> _Problem details_
Keep only the lines of the data below that contain "JSON", and copy them.

> _Data for this exercise_
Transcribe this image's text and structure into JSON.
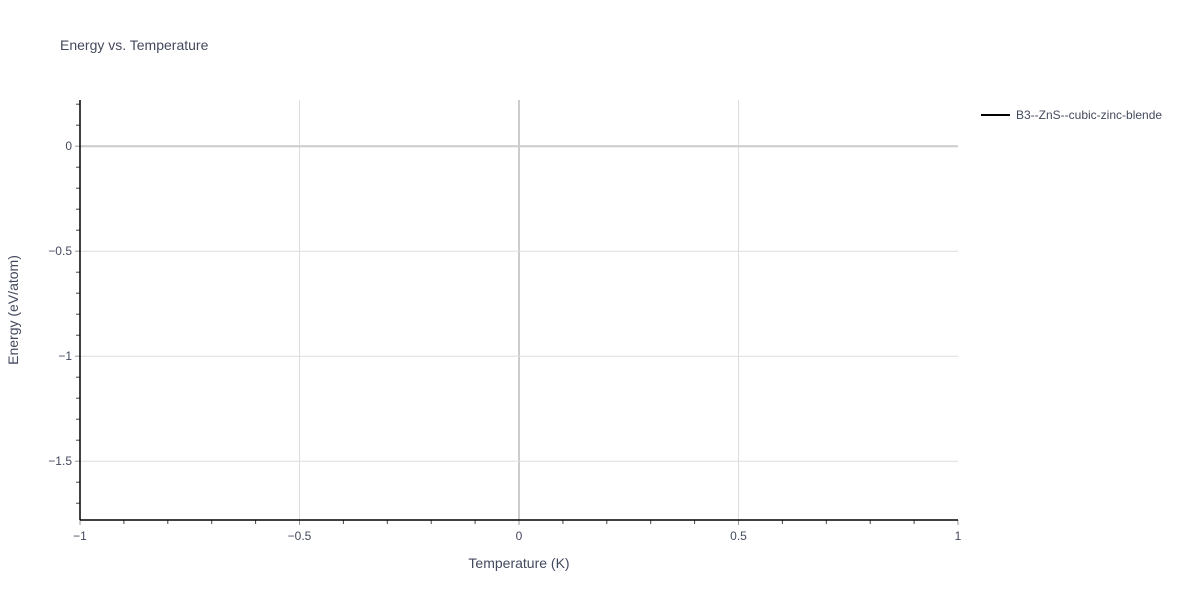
{
  "chart_data": {
    "type": "line",
    "title": "Energy vs. Temperature",
    "xlabel": "Temperature (K)",
    "ylabel": "Energy (eV/atom)",
    "xlim": [
      -1,
      1
    ],
    "ylim": [
      -1.78,
      0.22
    ],
    "xticks": [
      -1,
      -0.5,
      0,
      0.5,
      1
    ],
    "xtick_labels": [
      "−1",
      "−0.5",
      "0",
      "0.5",
      "1"
    ],
    "yticks": [
      0,
      -0.5,
      -1,
      -1.5
    ],
    "ytick_labels": [
      "0",
      "−0.5",
      "−1",
      "−1.5"
    ],
    "grid": true,
    "legend_position": "top-right",
    "series": [
      {
        "name": "B3--ZnS--cubic-zinc-blende",
        "color": "#000000",
        "x": [],
        "y": []
      }
    ]
  }
}
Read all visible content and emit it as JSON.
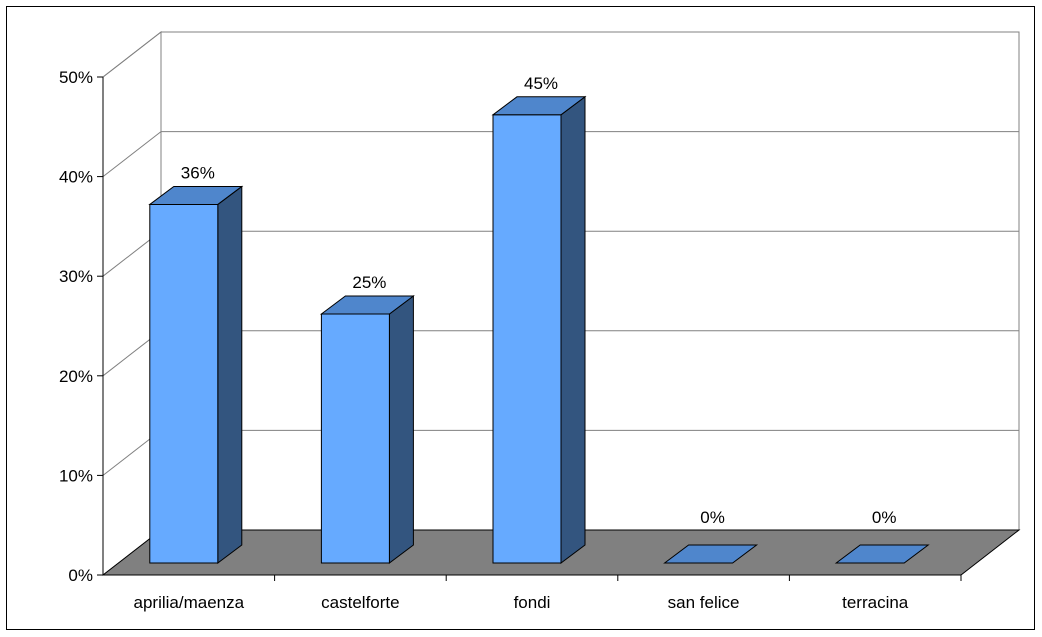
{
  "chart_data": {
    "type": "bar",
    "title": "",
    "xlabel": "",
    "ylabel": "",
    "categories": [
      "aprilia/maenza",
      "castelforte",
      "fondi",
      "san felice",
      "terracina"
    ],
    "values": [
      36,
      25,
      45,
      0,
      0
    ],
    "value_labels": [
      "36%",
      "25%",
      "45%",
      "0%",
      "0%"
    ],
    "ylim": [
      0,
      50
    ],
    "yticks": [
      0,
      10,
      20,
      30,
      40,
      50
    ],
    "ytick_labels": [
      "0%",
      "10%",
      "20%",
      "30%",
      "40%",
      "50%"
    ],
    "grid": true,
    "legend": "none",
    "style": "3d-column",
    "colors": {
      "bar_front": "#66aaff",
      "bar_top": "#4f86cc",
      "bar_side": "#33557f",
      "floor": "#808080",
      "back_wall": "#ffffff",
      "grid": "#808080"
    }
  }
}
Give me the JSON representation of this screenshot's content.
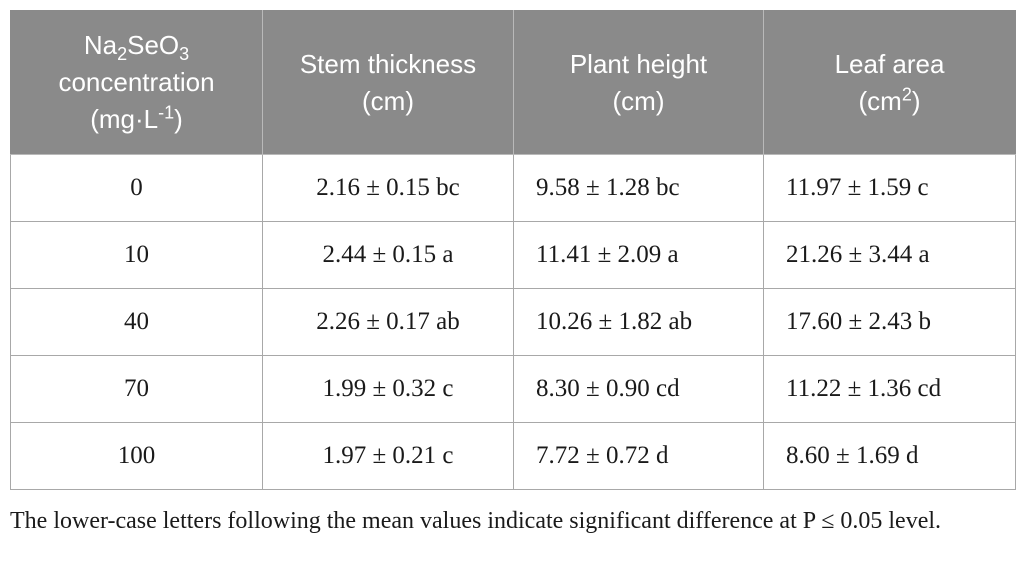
{
  "table": {
    "headers": {
      "concentration": {
        "formula_na": "Na",
        "formula_sub1": "2",
        "formula_seo": "SeO",
        "formula_sub2": "3",
        "line2": "concentration",
        "unit_open": "(mg·L",
        "unit_sup": "-1",
        "unit_close": ")"
      },
      "stem": {
        "line1": "Stem thickness",
        "line2": "(cm)"
      },
      "height": {
        "line1": "Plant height",
        "line2": "(cm)"
      },
      "leaf": {
        "line1": "Leaf area",
        "unit_open": "(cm",
        "unit_sup": "2",
        "unit_close": ")"
      }
    },
    "rows": [
      {
        "conc": "0",
        "stem": "2.16 ± 0.15 bc",
        "height": "9.58 ± 1.28 bc",
        "leaf": "11.97 ± 1.59 c"
      },
      {
        "conc": "10",
        "stem": "2.44 ± 0.15 a",
        "height": "11.41 ± 2.09 a",
        "leaf": "21.26 ± 3.44 a"
      },
      {
        "conc": "40",
        "stem": "2.26 ± 0.17 ab",
        "height": "10.26 ± 1.82 ab",
        "leaf": "17.60 ± 2.43 b"
      },
      {
        "conc": "70",
        "stem": "1.99 ± 0.32 c",
        "height": "8.30 ± 0.90 cd",
        "leaf": "11.22 ± 1.36 cd"
      },
      {
        "conc": "100",
        "stem": "1.97 ± 0.21 c",
        "height": "7.72 ± 0.72 d",
        "leaf": "8.60 ± 1.69 d"
      }
    ]
  },
  "footnote": "The lower-case letters following the mean values indicate significant difference at P ≤ 0.05 level.",
  "colors": {
    "header_bg": "#8a8a8a",
    "header_text": "#ffffff",
    "border": "#a8a8a8"
  }
}
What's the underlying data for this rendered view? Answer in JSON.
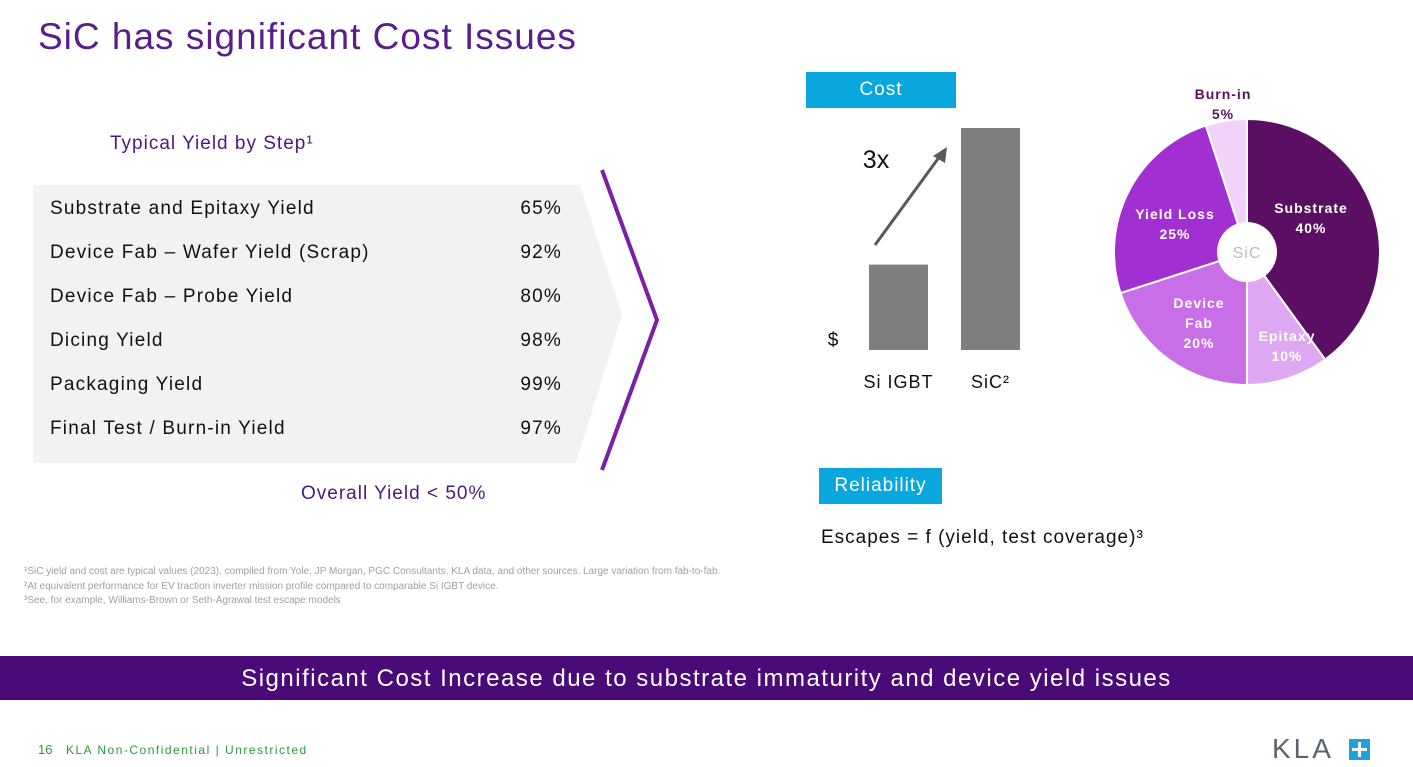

> _Task response_
Transcribe this image's text and structure into JSON.
Read all visible content and emit it as JSON.
Give me the JSON representation of this screenshot's content.
What's the underlying data for this rendered view? Answer in JSON.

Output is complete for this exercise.